> _WHAT THE TASK ASKS_
Locate each line holding the string "icon" and copy it.

start PROVIDED RECORDS

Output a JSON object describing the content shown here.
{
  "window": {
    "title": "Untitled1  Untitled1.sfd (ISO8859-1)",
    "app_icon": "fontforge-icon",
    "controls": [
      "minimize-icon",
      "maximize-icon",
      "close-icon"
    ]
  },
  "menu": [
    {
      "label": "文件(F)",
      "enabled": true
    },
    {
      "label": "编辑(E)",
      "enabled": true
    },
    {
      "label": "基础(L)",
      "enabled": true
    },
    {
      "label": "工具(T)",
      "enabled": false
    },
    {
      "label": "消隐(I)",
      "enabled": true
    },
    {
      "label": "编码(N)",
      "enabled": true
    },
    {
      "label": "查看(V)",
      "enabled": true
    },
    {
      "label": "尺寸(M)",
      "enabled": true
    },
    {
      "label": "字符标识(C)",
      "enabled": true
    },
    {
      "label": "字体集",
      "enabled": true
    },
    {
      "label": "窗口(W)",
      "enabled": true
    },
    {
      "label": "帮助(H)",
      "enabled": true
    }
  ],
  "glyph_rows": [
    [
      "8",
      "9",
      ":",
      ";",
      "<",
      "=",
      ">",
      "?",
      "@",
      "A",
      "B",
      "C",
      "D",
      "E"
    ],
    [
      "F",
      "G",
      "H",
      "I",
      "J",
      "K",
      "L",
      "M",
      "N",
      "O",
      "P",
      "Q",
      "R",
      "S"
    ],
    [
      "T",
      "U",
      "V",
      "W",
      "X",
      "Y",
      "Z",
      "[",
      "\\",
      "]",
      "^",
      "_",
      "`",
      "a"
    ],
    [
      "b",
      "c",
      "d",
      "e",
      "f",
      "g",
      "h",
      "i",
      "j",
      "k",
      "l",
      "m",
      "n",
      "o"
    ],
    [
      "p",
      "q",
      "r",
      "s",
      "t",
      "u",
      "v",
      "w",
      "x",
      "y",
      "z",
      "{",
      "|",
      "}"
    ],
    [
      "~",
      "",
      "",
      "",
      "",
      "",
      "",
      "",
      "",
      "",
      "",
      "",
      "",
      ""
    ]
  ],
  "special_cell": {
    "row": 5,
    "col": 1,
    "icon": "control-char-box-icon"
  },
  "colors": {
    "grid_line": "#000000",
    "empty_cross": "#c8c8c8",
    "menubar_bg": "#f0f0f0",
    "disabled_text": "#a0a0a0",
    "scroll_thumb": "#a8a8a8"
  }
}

end PROVIDED RECORDS

> _TASK OUTPUT_
    "app_icon": "fontforge-icon",
      "minimize-icon",
      "maximize-icon",
      "close-icon"
    "icon": "control-char-box-icon"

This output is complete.